Data items -
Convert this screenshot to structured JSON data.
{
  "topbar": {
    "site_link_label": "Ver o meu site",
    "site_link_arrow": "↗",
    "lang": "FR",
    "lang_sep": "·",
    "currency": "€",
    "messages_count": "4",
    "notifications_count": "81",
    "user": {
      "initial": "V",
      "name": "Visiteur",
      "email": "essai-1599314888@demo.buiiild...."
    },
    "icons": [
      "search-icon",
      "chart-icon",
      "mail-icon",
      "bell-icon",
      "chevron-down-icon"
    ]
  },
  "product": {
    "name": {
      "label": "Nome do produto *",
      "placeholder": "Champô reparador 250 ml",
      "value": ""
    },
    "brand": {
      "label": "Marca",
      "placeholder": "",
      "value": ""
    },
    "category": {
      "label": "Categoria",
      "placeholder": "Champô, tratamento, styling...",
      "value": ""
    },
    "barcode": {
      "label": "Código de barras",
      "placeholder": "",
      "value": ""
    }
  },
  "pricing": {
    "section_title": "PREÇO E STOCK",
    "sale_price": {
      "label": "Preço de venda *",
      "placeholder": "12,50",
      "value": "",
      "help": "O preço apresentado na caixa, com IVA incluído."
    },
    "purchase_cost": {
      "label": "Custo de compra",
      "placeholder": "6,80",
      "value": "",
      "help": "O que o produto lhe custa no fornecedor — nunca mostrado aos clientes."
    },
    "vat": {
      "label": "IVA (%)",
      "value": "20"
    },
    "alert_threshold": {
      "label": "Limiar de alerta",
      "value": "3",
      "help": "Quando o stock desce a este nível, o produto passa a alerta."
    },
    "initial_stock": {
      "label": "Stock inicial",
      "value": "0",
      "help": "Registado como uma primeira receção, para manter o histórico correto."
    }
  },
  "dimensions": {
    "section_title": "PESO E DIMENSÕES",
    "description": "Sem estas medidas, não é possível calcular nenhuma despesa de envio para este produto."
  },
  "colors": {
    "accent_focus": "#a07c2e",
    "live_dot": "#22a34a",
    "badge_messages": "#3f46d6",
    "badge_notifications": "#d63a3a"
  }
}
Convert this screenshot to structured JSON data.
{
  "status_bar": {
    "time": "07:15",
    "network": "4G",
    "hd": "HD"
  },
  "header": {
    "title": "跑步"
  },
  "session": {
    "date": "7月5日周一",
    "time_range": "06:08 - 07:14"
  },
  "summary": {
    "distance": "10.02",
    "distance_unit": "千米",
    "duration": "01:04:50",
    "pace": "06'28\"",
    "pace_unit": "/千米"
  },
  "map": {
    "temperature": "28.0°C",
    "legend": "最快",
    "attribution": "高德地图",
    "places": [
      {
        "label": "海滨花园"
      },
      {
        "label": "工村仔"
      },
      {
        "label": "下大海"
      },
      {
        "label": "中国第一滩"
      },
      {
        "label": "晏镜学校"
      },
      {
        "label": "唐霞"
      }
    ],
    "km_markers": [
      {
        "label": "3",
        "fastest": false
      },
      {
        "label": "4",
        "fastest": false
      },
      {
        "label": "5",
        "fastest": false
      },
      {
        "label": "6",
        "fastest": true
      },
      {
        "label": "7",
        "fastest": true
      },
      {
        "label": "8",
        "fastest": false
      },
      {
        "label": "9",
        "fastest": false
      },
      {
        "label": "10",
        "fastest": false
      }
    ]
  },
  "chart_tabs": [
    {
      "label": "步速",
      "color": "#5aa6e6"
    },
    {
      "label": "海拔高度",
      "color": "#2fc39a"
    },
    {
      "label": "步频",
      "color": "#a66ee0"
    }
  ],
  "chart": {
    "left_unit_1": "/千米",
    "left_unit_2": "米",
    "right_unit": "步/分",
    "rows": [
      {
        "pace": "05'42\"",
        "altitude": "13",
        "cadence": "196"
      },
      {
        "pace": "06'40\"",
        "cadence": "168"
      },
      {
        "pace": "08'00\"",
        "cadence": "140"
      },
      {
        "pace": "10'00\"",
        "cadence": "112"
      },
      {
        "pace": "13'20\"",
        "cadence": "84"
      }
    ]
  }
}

Given problem - Nothing in the listing may be changed; retype it all exactly.

The result -
Convert this screenshot to structured JSON data.
{
  "topbar": {
    "site_link_label": "Ver o meu site",
    "site_link_arrow": "↗",
    "lang": "FR",
    "lang_sep": "·",
    "currency": "€",
    "messages_count": "4",
    "notifications_count": "81",
    "user": {
      "initial": "V",
      "name": "Visiteur",
      "email": "essai-1599314888@demo.buiiild...."
    },
    "icons": [
      "search-icon",
      "chart-icon",
      "mail-icon",
      "bell-icon",
      "chevron-down-icon"
    ]
  },
  "product": {
    "name": {
      "label": "Nome do produto *",
      "placeholder": "Champô reparador 250 ml",
      "value": ""
    },
    "brand": {
      "label": "Marca",
      "placeholder": "",
      "value": ""
    },
    "category": {
      "label": "Categoria",
      "placeholder": "Champô, tratamento, styling...",
      "value": ""
    },
    "barcode": {
      "label": "Código de barras",
      "placeholder": "",
      "value": ""
    }
  },
  "pricing": {
    "section_title": "PREÇO E STOCK",
    "sale_price": {
      "label": "Preço de venda *",
      "placeholder": "12,50",
      "value": "",
      "help": "O preço apresentado na caixa, com IVA incluído."
    },
    "purchase_cost": {
      "label": "Custo de compra",
      "placeholder": "6,80",
      "value": "",
      "help": "O que o produto lhe custa no fornecedor — nunca mostrado aos clientes."
    },
    "vat": {
      "label": "IVA (%)",
      "value": "20"
    },
    "alert_threshold": {
      "label": "Limiar de alerta",
      "value": "3",
      "help": "Quando o stock desce a este nível, o produto passa a alerta."
    },
    "initial_stock": {
      "label": "Stock inicial",
      "value": "0",
      "help": "Registado como uma primeira receção, para manter o histórico correto."
    }
  },
  "dimensions": {
    "section_title": "PESO E DIMENSÕES",
    "description": "Sem estas medidas, não é possível calcular nenhuma despesa de envio para este produto."
  },
  "colors": {
    "accent_focus": "#a07c2e",
    "live_dot": "#22a34a",
    "badge_messages": "#3f46d6",
    "badge_notifications": "#d63a3a"
  }
}
Convert this screenshot to structured JSON data.
{
  "status_bar": {
    "time": "07:15",
    "network": "4G",
    "hd": "HD"
  },
  "header": {
    "title": "跑步"
  },
  "session": {
    "date": "7月5日周一",
    "time_range": "06:08 - 07:14"
  },
  "summary": {
    "distance": "10.02",
    "distance_unit": "千米",
    "duration": "01:04:50",
    "pace": "06'28\"",
    "pace_unit": "/千米"
  },
  "map": {
    "temperature": "28.0°C",
    "legend": "最快",
    "attribution": "高德地图",
    "places": [
      {
        "label": "海滨花园"
      },
      {
        "label": "工村仔"
      },
      {
        "label": "下大海"
      },
      {
        "label": "中国第一滩"
      },
      {
        "label": "晏镜学校"
      },
      {
        "label": "唐霞"
      }
    ],
    "km_markers": [
      {
        "label": "3",
        "fastest": false
      },
      {
        "label": "4",
        "fastest": false
      },
      {
        "label": "5",
        "fastest": false
      },
      {
        "label": "6",
        "fastest": true
      },
      {
        "label": "7",
        "fastest": true
      },
      {
        "label": "8",
        "fastest": false
      },
      {
        "label": "9",
        "fastest": false
      },
      {
        "label": "10",
        "fastest": false
      }
    ]
  },
  "chart_tabs": [
    {
      "label": "步速",
      "color": "#5aa6e6"
    },
    {
      "label": "海拔高度",
      "color": "#2fc39a"
    },
    {
      "label": "步频",
      "color": "#a66ee0"
    }
  ],
  "chart": {
    "left_unit_1": "/千米",
    "left_unit_2": "米",
    "right_unit": "步/分",
    "rows": [
      {
        "pace": "05'42\"",
        "altitude": "13",
        "cadence": "196"
      },
      {
        "pace": "06'40\"",
        "cadence": "168"
      },
      {
        "pace": "08'00\"",
        "cadence": "140"
      },
      {
        "pace": "10'00\"",
        "cadence": "112"
      },
      {
        "pace": "13'20\"",
        "cadence": "84"
      }
    ]
  }
}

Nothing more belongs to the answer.